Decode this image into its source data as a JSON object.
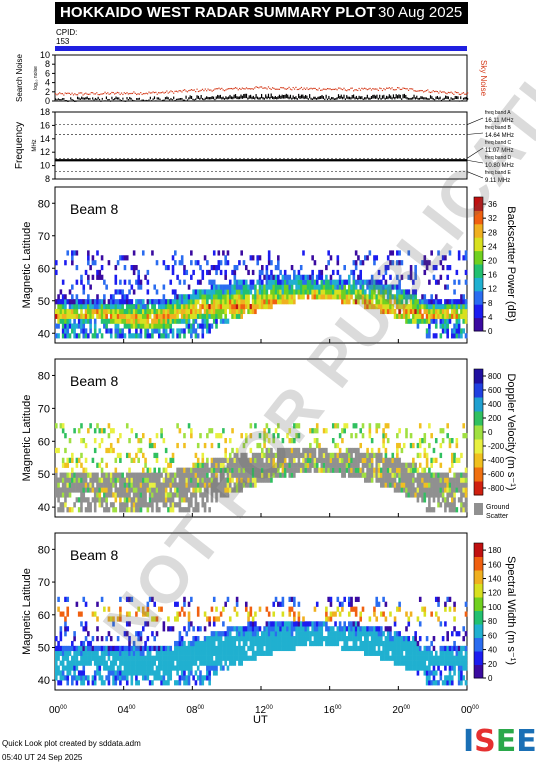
{
  "header": {
    "title": "HOKKAIDO WEST RADAR SUMMARY PLOT",
    "date": "30 Aug 2025",
    "cpid_label": "CPID:",
    "cpid_value": "153"
  },
  "watermark": "NOT FOR PUBLICATION",
  "footer": {
    "line1": "Quick Look plot created by sddata.adm",
    "line2": "05:40 UT 24 Sep 2025"
  },
  "logo": {
    "text": "ISEE",
    "colors": [
      "#1a6fb5",
      "#e53030",
      "#2aa84a",
      "#1a6fb5"
    ]
  },
  "chart_data": [
    {
      "type": "scatter",
      "name": "noise",
      "ylabel": "Search Noise",
      "ylabel2": "log₁₀ noise",
      "right_label": "Sky Noise",
      "ylim": [
        0,
        10
      ],
      "yticks": [
        0,
        2,
        4,
        6,
        8,
        10
      ],
      "x": [
        0,
        2,
        4,
        6,
        8,
        10,
        12,
        14,
        16,
        18,
        20,
        22,
        24
      ],
      "series": [
        {
          "name": "Sky Noise",
          "color": "#d43a1a",
          "values": [
            1.6,
            1.7,
            1.8,
            1.9,
            2.4,
            2.7,
            3.0,
            2.8,
            2.7,
            2.6,
            2.8,
            2.2,
            1.6
          ]
        },
        {
          "name": "Search Noise",
          "color": "#000000",
          "values": [
            0.4,
            0.5,
            0.5,
            0.6,
            0.8,
            1.0,
            1.2,
            1.1,
            1.0,
            1.0,
            1.1,
            0.8,
            0.5
          ]
        }
      ]
    },
    {
      "type": "line",
      "name": "frequency",
      "ylabel": "Frequency",
      "ylabel2": "MHz",
      "ylim": [
        8,
        18
      ],
      "yticks": [
        8,
        10,
        12,
        14,
        16,
        18
      ],
      "freq_mhz": 10.8,
      "bands": [
        {
          "label": "freq band A",
          "value": "16.11 MHz",
          "mhz": 16.11
        },
        {
          "label": "freq band B",
          "value": "14.64 MHz",
          "mhz": 14.64
        },
        {
          "label": "freq band C",
          "value": "11.07 MHz",
          "mhz": 11.07
        },
        {
          "label": "freq band D",
          "value": "10.80 MHz",
          "mhz": 10.8
        },
        {
          "label": "freq band E",
          "value": "9.11 MHz",
          "mhz": 9.11
        }
      ]
    },
    {
      "type": "heatmap",
      "name": "power",
      "beam": "Beam  8",
      "ylabel": "Magnetic Latitude",
      "ylim": [
        37,
        85
      ],
      "yticks": [
        40,
        50,
        60,
        70,
        80
      ],
      "colorbar_label": "Backscatter Power (dB)",
      "colorbar_ticks": [
        "0",
        "4",
        "8",
        "12",
        "16",
        "20",
        "24",
        "28",
        "32",
        "36"
      ],
      "colorbar_range": [
        0,
        38
      ],
      "colormap": [
        "#3a0aa0",
        "#1c1cf0",
        "#2a6cf0",
        "#20b0d0",
        "#22c070",
        "#70d020",
        "#d8e020",
        "#f0b020",
        "#f06010",
        "#c01010"
      ]
    },
    {
      "type": "heatmap",
      "name": "velocity",
      "beam": "Beam  8",
      "ylabel": "Magnetic Latitude",
      "ylim": [
        37,
        85
      ],
      "yticks": [
        40,
        50,
        60,
        70,
        80
      ],
      "colorbar_label": "Doppler Velocity (m s⁻¹)",
      "colorbar_ticks": [
        "-800",
        "-600",
        "-400",
        "-200",
        "0",
        "200",
        "400",
        "600",
        "800"
      ],
      "colorbar_range": [
        -900,
        900
      ],
      "colormap": [
        "#d02010",
        "#f07010",
        "#f0c020",
        "#e8f040",
        "#a0e040",
        "#30c060",
        "#20a0d0",
        "#2040e0",
        "#2010a0"
      ],
      "ground_scatter_label": [
        "Ground",
        "Scatter"
      ],
      "ground_color": "#909090"
    },
    {
      "type": "heatmap",
      "name": "width",
      "beam": "Beam  8",
      "ylabel": "Magnetic Latitude",
      "ylim": [
        37,
        85
      ],
      "yticks": [
        40,
        50,
        60,
        70,
        80
      ],
      "colorbar_label": "Spectral Width (m s⁻¹)",
      "colorbar_ticks": [
        "0",
        "20",
        "40",
        "60",
        "80",
        "100",
        "120",
        "140",
        "160",
        "180"
      ],
      "colorbar_range": [
        0,
        190
      ],
      "colormap": [
        "#3a0aa0",
        "#1c1cf0",
        "#2a6cf0",
        "#20b0d0",
        "#22c070",
        "#70d020",
        "#d8e020",
        "#f0b020",
        "#f06010",
        "#c01010"
      ]
    }
  ],
  "x_axis": {
    "label": "UT",
    "ticks": [
      {
        "h": "00",
        "m": "00"
      },
      {
        "h": "04",
        "m": "00"
      },
      {
        "h": "08",
        "m": "00"
      },
      {
        "h": "12",
        "m": "00"
      },
      {
        "h": "16",
        "m": "00"
      },
      {
        "h": "20",
        "m": "00"
      },
      {
        "h": "00",
        "m": "00"
      }
    ],
    "range_hours": [
      0,
      24
    ]
  }
}
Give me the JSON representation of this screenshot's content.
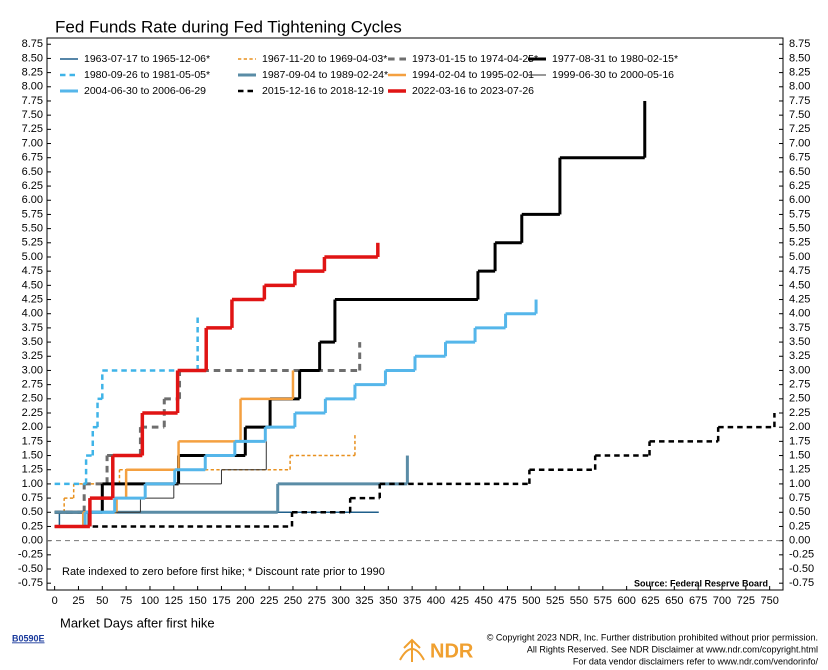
----
## THE REQUEST
Whenever "JSON" turns up in a line, pick that line out.

## REPLY
Decode this image into its source data as a JSON object.
Give me the JSON representation of this screenshot's content.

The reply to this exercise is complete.